[Stored data]
####################
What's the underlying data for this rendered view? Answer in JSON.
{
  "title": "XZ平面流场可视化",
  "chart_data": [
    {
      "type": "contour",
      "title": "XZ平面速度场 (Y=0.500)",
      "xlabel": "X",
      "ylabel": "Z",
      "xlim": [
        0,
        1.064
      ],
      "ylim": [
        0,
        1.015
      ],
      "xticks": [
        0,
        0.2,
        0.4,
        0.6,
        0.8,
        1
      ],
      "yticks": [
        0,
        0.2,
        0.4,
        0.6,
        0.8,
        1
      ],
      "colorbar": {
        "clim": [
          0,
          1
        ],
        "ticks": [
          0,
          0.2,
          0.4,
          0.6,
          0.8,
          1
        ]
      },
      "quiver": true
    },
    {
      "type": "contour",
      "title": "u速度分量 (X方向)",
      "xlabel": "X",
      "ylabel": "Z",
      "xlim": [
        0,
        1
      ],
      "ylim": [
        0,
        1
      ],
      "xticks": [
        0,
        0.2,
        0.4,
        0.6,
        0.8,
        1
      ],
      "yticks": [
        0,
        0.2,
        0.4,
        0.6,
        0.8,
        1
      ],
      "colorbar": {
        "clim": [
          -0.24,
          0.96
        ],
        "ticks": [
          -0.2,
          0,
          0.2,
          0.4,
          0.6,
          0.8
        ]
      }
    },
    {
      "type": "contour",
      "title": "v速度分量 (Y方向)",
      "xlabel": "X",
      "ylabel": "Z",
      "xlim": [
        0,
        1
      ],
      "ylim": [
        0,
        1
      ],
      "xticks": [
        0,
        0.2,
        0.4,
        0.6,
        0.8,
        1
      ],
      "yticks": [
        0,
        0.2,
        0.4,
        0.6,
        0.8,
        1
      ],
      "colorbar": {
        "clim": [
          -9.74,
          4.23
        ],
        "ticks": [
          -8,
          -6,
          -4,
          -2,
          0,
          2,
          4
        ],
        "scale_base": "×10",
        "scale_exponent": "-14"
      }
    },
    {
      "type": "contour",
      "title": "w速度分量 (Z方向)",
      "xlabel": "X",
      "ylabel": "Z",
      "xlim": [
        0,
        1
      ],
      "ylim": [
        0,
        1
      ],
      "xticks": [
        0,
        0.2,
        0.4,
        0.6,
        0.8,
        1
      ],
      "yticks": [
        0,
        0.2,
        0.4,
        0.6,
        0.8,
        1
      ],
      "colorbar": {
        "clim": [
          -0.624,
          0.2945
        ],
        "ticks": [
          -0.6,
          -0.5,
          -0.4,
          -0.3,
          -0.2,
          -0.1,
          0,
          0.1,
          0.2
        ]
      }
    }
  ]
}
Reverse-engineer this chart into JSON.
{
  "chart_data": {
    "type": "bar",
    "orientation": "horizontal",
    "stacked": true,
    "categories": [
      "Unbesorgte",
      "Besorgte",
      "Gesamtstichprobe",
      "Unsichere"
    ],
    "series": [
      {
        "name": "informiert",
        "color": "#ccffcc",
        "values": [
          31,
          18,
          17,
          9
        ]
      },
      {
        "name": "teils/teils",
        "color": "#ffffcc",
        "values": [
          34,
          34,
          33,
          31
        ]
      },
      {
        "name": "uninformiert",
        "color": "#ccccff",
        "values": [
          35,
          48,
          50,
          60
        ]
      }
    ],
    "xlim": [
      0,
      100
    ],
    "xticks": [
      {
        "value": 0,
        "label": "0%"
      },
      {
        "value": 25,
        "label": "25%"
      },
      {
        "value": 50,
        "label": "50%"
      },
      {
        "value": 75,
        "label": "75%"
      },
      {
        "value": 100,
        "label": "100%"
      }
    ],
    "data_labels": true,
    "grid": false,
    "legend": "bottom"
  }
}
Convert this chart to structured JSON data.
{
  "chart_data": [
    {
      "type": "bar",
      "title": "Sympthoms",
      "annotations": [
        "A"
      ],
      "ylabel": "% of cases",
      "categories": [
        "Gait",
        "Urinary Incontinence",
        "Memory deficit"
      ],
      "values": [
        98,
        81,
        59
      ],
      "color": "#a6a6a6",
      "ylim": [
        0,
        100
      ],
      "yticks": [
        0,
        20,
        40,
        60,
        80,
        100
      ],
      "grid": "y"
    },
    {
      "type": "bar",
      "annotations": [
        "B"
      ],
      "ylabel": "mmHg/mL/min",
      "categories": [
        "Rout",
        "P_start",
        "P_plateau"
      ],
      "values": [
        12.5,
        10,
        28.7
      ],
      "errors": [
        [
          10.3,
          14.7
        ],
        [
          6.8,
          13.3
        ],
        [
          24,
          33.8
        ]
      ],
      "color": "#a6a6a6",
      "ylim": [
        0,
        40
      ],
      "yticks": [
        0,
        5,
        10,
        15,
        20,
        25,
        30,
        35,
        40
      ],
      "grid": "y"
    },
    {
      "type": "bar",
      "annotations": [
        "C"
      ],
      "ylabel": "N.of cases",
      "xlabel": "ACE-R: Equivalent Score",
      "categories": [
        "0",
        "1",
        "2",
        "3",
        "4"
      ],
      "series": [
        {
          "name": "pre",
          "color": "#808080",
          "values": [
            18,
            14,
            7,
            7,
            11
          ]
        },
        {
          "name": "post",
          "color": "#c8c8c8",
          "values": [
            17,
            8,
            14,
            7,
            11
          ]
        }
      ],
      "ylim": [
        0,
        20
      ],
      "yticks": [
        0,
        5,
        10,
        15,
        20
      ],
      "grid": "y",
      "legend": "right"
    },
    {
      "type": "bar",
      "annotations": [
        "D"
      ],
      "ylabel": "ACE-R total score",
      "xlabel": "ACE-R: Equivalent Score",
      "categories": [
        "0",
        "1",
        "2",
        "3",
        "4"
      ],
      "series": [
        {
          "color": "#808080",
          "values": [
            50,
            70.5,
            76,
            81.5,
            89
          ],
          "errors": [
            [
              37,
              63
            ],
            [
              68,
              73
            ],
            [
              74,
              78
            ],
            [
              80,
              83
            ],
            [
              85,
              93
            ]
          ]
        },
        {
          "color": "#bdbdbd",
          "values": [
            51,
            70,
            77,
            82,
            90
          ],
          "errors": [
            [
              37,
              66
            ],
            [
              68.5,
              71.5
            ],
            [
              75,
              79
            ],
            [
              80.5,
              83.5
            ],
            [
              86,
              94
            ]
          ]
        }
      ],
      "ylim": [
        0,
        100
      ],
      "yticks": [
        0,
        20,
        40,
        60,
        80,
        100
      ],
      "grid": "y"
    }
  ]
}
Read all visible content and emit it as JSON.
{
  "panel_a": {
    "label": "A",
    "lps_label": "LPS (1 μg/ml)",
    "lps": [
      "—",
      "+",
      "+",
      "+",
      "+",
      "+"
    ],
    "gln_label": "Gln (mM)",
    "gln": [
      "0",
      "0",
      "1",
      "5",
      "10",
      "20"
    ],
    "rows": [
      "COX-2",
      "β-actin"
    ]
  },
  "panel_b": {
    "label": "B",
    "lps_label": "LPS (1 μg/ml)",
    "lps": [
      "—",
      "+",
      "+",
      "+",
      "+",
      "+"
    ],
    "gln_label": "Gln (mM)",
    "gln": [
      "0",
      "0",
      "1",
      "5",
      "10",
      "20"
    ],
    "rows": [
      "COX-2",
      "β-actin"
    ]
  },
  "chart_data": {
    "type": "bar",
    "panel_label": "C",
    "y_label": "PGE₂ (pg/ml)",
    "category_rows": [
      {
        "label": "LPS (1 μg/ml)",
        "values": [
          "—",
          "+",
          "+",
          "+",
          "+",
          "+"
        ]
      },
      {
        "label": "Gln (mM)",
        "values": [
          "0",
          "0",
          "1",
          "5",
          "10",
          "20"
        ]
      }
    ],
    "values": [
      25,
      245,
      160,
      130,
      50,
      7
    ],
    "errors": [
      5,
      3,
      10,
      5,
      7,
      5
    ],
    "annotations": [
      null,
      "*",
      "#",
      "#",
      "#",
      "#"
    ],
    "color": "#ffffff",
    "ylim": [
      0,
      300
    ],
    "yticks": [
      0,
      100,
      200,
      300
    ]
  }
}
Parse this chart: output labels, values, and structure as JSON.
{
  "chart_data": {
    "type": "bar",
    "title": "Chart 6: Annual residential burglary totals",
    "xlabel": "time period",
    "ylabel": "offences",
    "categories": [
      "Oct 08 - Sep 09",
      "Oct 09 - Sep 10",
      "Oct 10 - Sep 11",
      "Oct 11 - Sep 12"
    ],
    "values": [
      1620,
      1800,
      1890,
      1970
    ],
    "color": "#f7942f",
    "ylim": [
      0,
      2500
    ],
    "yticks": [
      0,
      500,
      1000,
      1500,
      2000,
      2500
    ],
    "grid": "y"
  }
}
####################
▸ **Challenge**: Copy exactly the lines above, from the one containing "Parse this chart: output" through the very last line.

▸ **Full answer**:
Parse this chart: output labels, values, and structure as JSON.
{
  "chart_data": {
    "type": "bar",
    "title": "Chart 6: Annual residential burglary totals",
    "xlabel": "time period",
    "ylabel": "offences",
    "categories": [
      "Oct 08 - Sep 09",
      "Oct 09 - Sep 10",
      "Oct 10 - Sep 11",
      "Oct 11 - Sep 12"
    ],
    "values": [
      1620,
      1800,
      1890,
      1970
    ],
    "color": "#f7942f",
    "ylim": [
      0,
      2500
    ],
    "yticks": [
      0,
      500,
      1000,
      1500,
      2000,
      2500
    ],
    "grid": "y"
  }
}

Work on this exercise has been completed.